> _Exercise instructions_: Please transcribe the records precisely; pictures stay out of your copy.

[Start]

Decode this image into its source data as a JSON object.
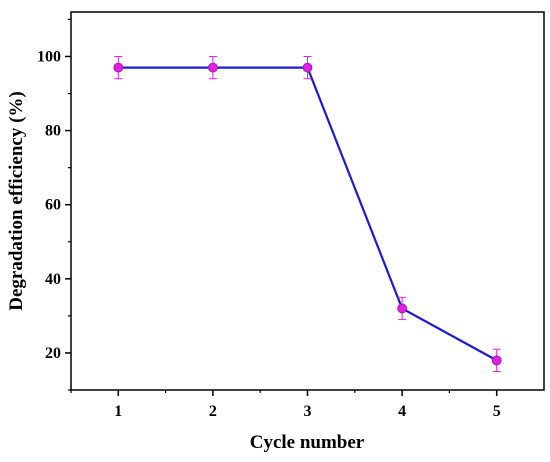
{
  "chart_data": {
    "type": "line",
    "xlabel": "Cycle number",
    "ylabel": "Degradation efficiency (%)",
    "x": [
      1,
      2,
      3,
      4,
      5
    ],
    "xlim": [
      0.5,
      5.5
    ],
    "ylim": [
      10,
      112
    ],
    "xticks": [
      1,
      2,
      3,
      4,
      5
    ],
    "yticks": [
      20,
      40,
      60,
      80,
      100
    ],
    "series": [
      {
        "values": [
          97,
          97,
          97,
          32,
          18
        ],
        "errors": [
          3,
          3,
          3,
          3,
          3
        ],
        "line_color": "#1a1adb",
        "marker_color": "#e020e0"
      }
    ],
    "grid": false,
    "legend": "none"
  }
}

[End]

> _Exercise answer_:
Decode this image into its source data as a JSON object.
{
  "chart_data": {
    "type": "line",
    "xlabel": "Cycle number",
    "ylabel": "Degradation efficiency (%)",
    "x": [
      1,
      2,
      3,
      4,
      5
    ],
    "xlim": [
      0.5,
      5.5
    ],
    "ylim": [
      10,
      112
    ],
    "xticks": [
      1,
      2,
      3,
      4,
      5
    ],
    "yticks": [
      20,
      40,
      60,
      80,
      100
    ],
    "series": [
      {
        "values": [
          97,
          97,
          97,
          32,
          18
        ],
        "errors": [
          3,
          3,
          3,
          3,
          3
        ],
        "line_color": "#1a1adb",
        "marker_color": "#e020e0"
      }
    ],
    "grid": false,
    "legend": "none"
  }
}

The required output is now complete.